What you need to do >> Report every line in the listing below where the string "this" shows up.

Stored data >>

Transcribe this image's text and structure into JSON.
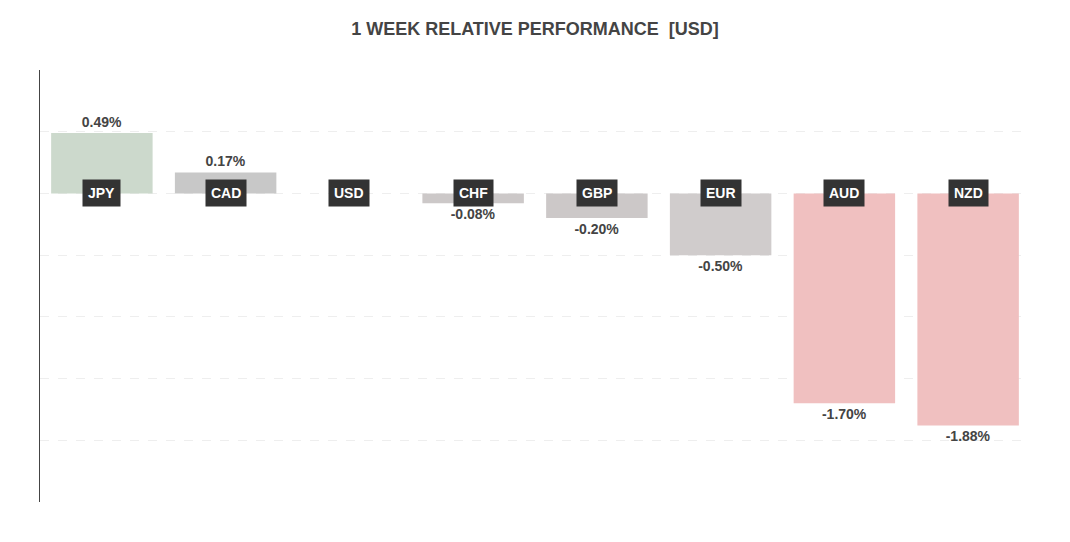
{
  "chart_data": {
    "type": "bar",
    "title": "1 WEEK RELATIVE PERFORMANCE  [USD]",
    "categories": [
      "JPY",
      "CAD",
      "USD",
      "CHF",
      "GBP",
      "EUR",
      "AUD",
      "NZD"
    ],
    "values": [
      0.49,
      0.17,
      0.0,
      -0.08,
      -0.2,
      -0.5,
      -1.7,
      -1.88
    ],
    "value_labels": [
      "0.49%",
      "0.17%",
      null,
      "-0.08%",
      "-0.20%",
      "-0.50%",
      "-1.70%",
      "-1.88%"
    ],
    "colors": [
      "#ccd9cc",
      "#c8c8c8",
      "#ffffff",
      "#ccc8c8",
      "#ccc8c8",
      "#d0cccc",
      "#f0c0c0",
      "#f0c0c0"
    ],
    "ylim": [
      -2.5,
      1.0
    ],
    "yticks": [
      -2.0,
      -1.5,
      -1.0,
      -0.5,
      0.0,
      0.5
    ],
    "grid": true,
    "data_labels": true,
    "tick_labels": false
  }
}
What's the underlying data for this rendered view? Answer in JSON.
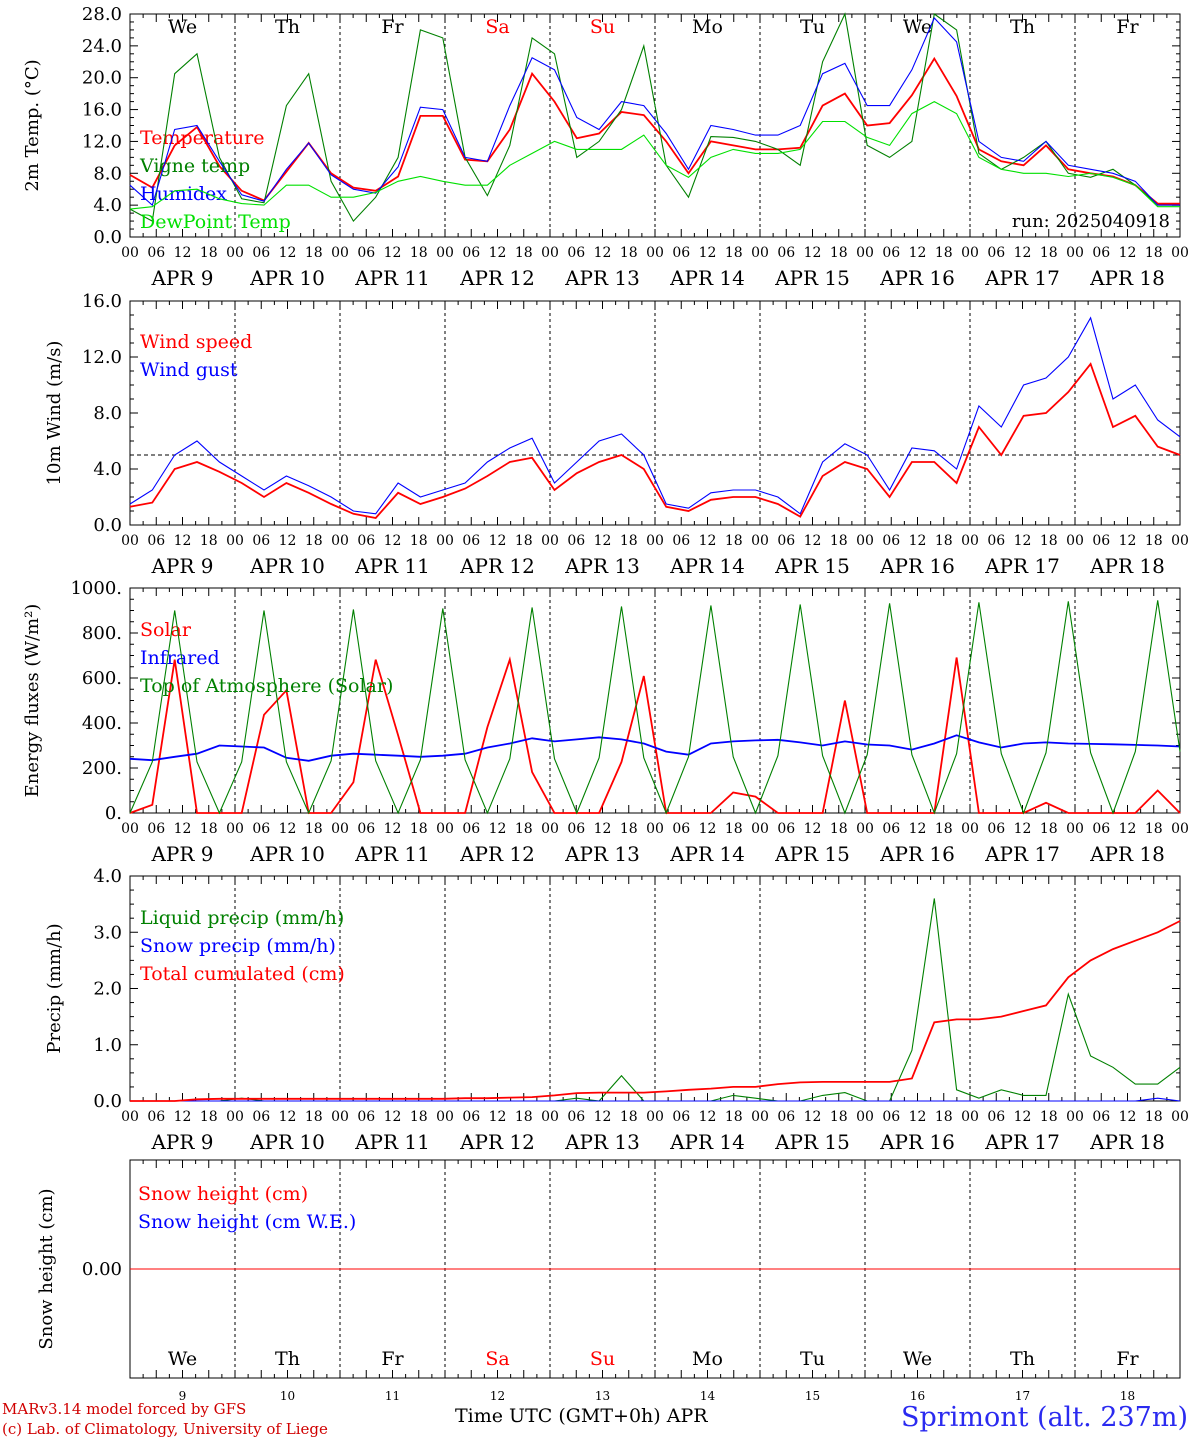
{
  "days": [
    "9",
    "10",
    "11",
    "12",
    "13",
    "14",
    "15",
    "16",
    "17",
    "18"
  ],
  "day_labels": [
    "APR  9",
    "APR 10",
    "APR 11",
    "APR 12",
    "APR 13",
    "APR 14",
    "APR 15",
    "APR 16",
    "APR 17",
    "APR 18"
  ],
  "weekdays": [
    "We",
    "Th",
    "Fr",
    "Sa",
    "Su",
    "Mo",
    "Tu",
    "We",
    "Th",
    "Fr"
  ],
  "weekend_flags": [
    false,
    false,
    false,
    true,
    true,
    false,
    false,
    false,
    false,
    false
  ],
  "hour_ticks": [
    "00",
    "06",
    "12",
    "18"
  ],
  "last_tick": "00",
  "run_label": "run: 2025040918",
  "footer": {
    "credit1": "MARv3.14 model forced by GFS",
    "credit2": "(c) Lab. of Climatology, University of Liege",
    "xtitle": "Time UTC (GMT+0h) APR",
    "location": "Sprimont (alt. 237m)"
  },
  "colors": {
    "red": "#ff0000",
    "green": "#008000",
    "blue": "#0000ff",
    "lightgreen": "#00e000",
    "weekend": "#ff0000"
  },
  "chart_data": [
    {
      "type": "line",
      "ylabel": "2m Temp. (°C)",
      "ylim": [
        0,
        28
      ],
      "yticks": [
        "0.0",
        "4.0",
        "8.0",
        "12.0",
        "16.0",
        "20.0",
        "24.0",
        "28.0"
      ],
      "x": "hours since Apr 9 00 UTC (step 6h)",
      "series": [
        {
          "name": "Temperature",
          "color": "red",
          "values": [
            7.8,
            6.2,
            11.5,
            13.8,
            8.9,
            5.8,
            4.6,
            8.2,
            11.8,
            8.0,
            6.2,
            5.8,
            7.6,
            15.2,
            15.2,
            9.7,
            9.5,
            13.5,
            20.5,
            17.0,
            12.4,
            13.0,
            15.7,
            15.3,
            12.0,
            8.0,
            12.0,
            11.5,
            11.0,
            11.0,
            11.2,
            16.5,
            18.0,
            14.0,
            14.3,
            17.8,
            22.4,
            17.7,
            11.0,
            9.5,
            9.0,
            11.5,
            8.5,
            8.0,
            7.6,
            6.5,
            4.2,
            4.2
          ]
        },
        {
          "name": "Vigne temp",
          "color": "green",
          "values": [
            3.5,
            2.0,
            20.5,
            23.0,
            10.0,
            4.8,
            4.3,
            16.5,
            20.5,
            7.0,
            2.0,
            5.0,
            10.0,
            26.0,
            25.0,
            10.0,
            5.2,
            11.5,
            25.0,
            23.0,
            10.0,
            12.0,
            16.0,
            24.0,
            9.0,
            5.0,
            12.6,
            12.5,
            12.0,
            11.0,
            9.0,
            22.0,
            28.0,
            11.5,
            10.0,
            12.0,
            28.0,
            26.0,
            10.5,
            8.5,
            10.0,
            12.0,
            8.0,
            7.5,
            8.5,
            6.5,
            4.0,
            4.0
          ]
        },
        {
          "name": "Humidex",
          "color": "blue",
          "values": [
            6.5,
            4.0,
            13.5,
            14.0,
            9.5,
            5.3,
            4.5,
            8.5,
            11.8,
            7.8,
            6.0,
            5.5,
            8.8,
            16.3,
            16.0,
            10.0,
            9.5,
            16.5,
            22.5,
            21.0,
            15.0,
            13.5,
            17.0,
            16.5,
            13.0,
            8.5,
            14.0,
            13.5,
            12.8,
            12.8,
            14.0,
            20.5,
            21.8,
            16.5,
            16.5,
            21.0,
            27.5,
            24.5,
            12.0,
            10.0,
            9.5,
            12.0,
            9.0,
            8.5,
            8.0,
            7.0,
            4.0,
            4.0
          ]
        },
        {
          "name": "DewPoint Temp",
          "color": "lightgreen",
          "values": [
            3.5,
            3.8,
            5.8,
            6.0,
            4.8,
            4.2,
            4.0,
            6.5,
            6.5,
            5.0,
            5.0,
            5.6,
            7.0,
            7.6,
            7.0,
            6.5,
            6.5,
            9.0,
            10.5,
            12.0,
            11.0,
            11.0,
            11.0,
            12.8,
            9.0,
            7.5,
            10.0,
            11.0,
            10.5,
            10.5,
            11.0,
            14.5,
            14.5,
            12.5,
            11.5,
            15.5,
            17.0,
            15.5,
            10.0,
            8.5,
            8.0,
            8.0,
            7.6,
            8.0,
            7.5,
            6.5,
            3.8,
            3.8
          ]
        }
      ]
    },
    {
      "type": "line",
      "ylabel": "10m Wind (m/s)",
      "ylim": [
        0,
        16
      ],
      "yticks": [
        "0.0",
        "4.0",
        "8.0",
        "12.0",
        "16.0"
      ],
      "reference_line": 5.0,
      "series": [
        {
          "name": "Wind speed",
          "color": "red",
          "values": [
            1.3,
            1.6,
            4.0,
            4.5,
            3.8,
            3.0,
            2.0,
            3.0,
            2.3,
            1.5,
            0.8,
            0.5,
            2.3,
            1.5,
            2.0,
            2.6,
            3.5,
            4.5,
            4.8,
            2.5,
            3.7,
            4.5,
            5.0,
            4.0,
            1.3,
            1.0,
            1.8,
            2.0,
            2.0,
            1.5,
            0.6,
            3.5,
            4.5,
            4.0,
            2.0,
            4.5,
            4.5,
            3.0,
            7.0,
            5.0,
            7.8,
            8.0,
            9.5,
            11.5,
            7.0,
            7.8,
            5.6,
            5.0
          ]
        },
        {
          "name": "Wind gust",
          "color": "blue",
          "values": [
            1.5,
            2.5,
            5.0,
            6.0,
            4.5,
            3.5,
            2.5,
            3.5,
            2.8,
            2.0,
            1.0,
            0.8,
            3.0,
            2.0,
            2.5,
            3.0,
            4.5,
            5.5,
            6.2,
            3.0,
            4.5,
            6.0,
            6.5,
            5.0,
            1.5,
            1.2,
            2.3,
            2.5,
            2.5,
            2.0,
            0.8,
            4.5,
            5.8,
            5.0,
            2.5,
            5.5,
            5.3,
            4.0,
            8.5,
            7.0,
            10.0,
            10.5,
            12.0,
            14.8,
            9.0,
            10.0,
            7.5,
            6.3
          ]
        }
      ]
    },
    {
      "type": "line",
      "ylabel": "Energy fluxes (W/m²)",
      "ylim": [
        0,
        1100
      ],
      "yticks": [
        "0.",
        "200.",
        "400.",
        "600.",
        "800.",
        "1000."
      ],
      "series": [
        {
          "name": "Solar",
          "color": "red",
          "values": [
            0,
            40,
            750,
            0,
            0,
            0,
            480,
            600,
            0,
            0,
            150,
            750,
            380,
            0,
            0,
            0,
            420,
            750,
            200,
            0,
            0,
            0,
            250,
            670,
            0,
            0,
            0,
            100,
            80,
            0,
            0,
            0,
            550,
            0,
            0,
            0,
            0,
            760,
            0,
            0,
            0,
            50,
            0,
            0,
            0,
            0,
            110,
            0
          ]
        },
        {
          "name": "Infrared",
          "color": "blue",
          "values": [
            265,
            258,
            275,
            290,
            330,
            325,
            320,
            270,
            255,
            280,
            290,
            285,
            280,
            275,
            280,
            290,
            320,
            340,
            365,
            350,
            360,
            370,
            360,
            340,
            300,
            285,
            340,
            350,
            355,
            358,
            345,
            330,
            350,
            335,
            330,
            310,
            340,
            380,
            345,
            320,
            340,
            345,
            340,
            338,
            336,
            333,
            330,
            325
          ]
        },
        {
          "name": "Top of Atmosphere (Solar)",
          "color": "green",
          "values": [
            0,
            250,
            990,
            250,
            0,
            250,
            990,
            250,
            0,
            255,
            995,
            255,
            0,
            260,
            1000,
            260,
            0,
            265,
            1005,
            265,
            0,
            270,
            1010,
            270,
            0,
            275,
            1015,
            275,
            0,
            280,
            1020,
            280,
            0,
            285,
            1025,
            285,
            0,
            290,
            1030,
            290,
            0,
            295,
            1035,
            295,
            0,
            300,
            1040,
            300
          ]
        }
      ]
    },
    {
      "type": "line",
      "ylabel": "Precip (mm/h)",
      "ylim": [
        0,
        4.0
      ],
      "yticks": [
        "0.0",
        "1.0",
        "2.0",
        "3.0",
        "4.0"
      ],
      "series": [
        {
          "name": "Liquid precip (mm/h)",
          "color": "green",
          "values": [
            0,
            0,
            0,
            0,
            0,
            0.05,
            0,
            0,
            0,
            0,
            0,
            0,
            0,
            0,
            0,
            0,
            0,
            0,
            0,
            0,
            0.05,
            0,
            0.45,
            0,
            0,
            0,
            0,
            0.1,
            0.05,
            0,
            0,
            0.1,
            0.15,
            0,
            0,
            0.9,
            3.6,
            0.2,
            0.05,
            0.2,
            0.1,
            0.1,
            1.9,
            0.8,
            0.6,
            0.3,
            0.3,
            0.6
          ]
        },
        {
          "name": "Snow precip (mm/h)",
          "color": "blue",
          "values": [
            0,
            0,
            0,
            0,
            0,
            0,
            0,
            0,
            0,
            0,
            0,
            0,
            0,
            0,
            0,
            0,
            0,
            0,
            0,
            0,
            0,
            0,
            0,
            0,
            0,
            0,
            0,
            0,
            0,
            0,
            0,
            0,
            0,
            0,
            0,
            0,
            0,
            0,
            0,
            0,
            0,
            0,
            0,
            0,
            0,
            0,
            0.05,
            0
          ]
        },
        {
          "name": "Total cumulated (cm)",
          "color": "red",
          "values": [
            0,
            0,
            0,
            0.03,
            0.04,
            0.04,
            0.04,
            0.04,
            0.04,
            0.04,
            0.04,
            0.04,
            0.04,
            0.04,
            0.04,
            0.05,
            0.05,
            0.06,
            0.07,
            0.1,
            0.14,
            0.15,
            0.15,
            0.15,
            0.17,
            0.2,
            0.22,
            0.25,
            0.25,
            0.3,
            0.33,
            0.34,
            0.34,
            0.34,
            0.34,
            0.4,
            1.4,
            1.45,
            1.45,
            1.5,
            1.6,
            1.7,
            2.2,
            2.5,
            2.7,
            2.85,
            3.0,
            3.2
          ]
        }
      ]
    },
    {
      "type": "line",
      "ylabel": "Snow height (cm)",
      "yticks": [
        "0.00"
      ],
      "series": [
        {
          "name": "Snow height (cm)",
          "color": "red",
          "values": [
            0,
            0
          ]
        },
        {
          "name": "Snow height (cm W.E.)",
          "color": "blue",
          "values": []
        }
      ]
    }
  ]
}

Written solution >>
Transcribe this image's text and structure into JSON.
What's the underlying data for this rendered view? Answer in JSON.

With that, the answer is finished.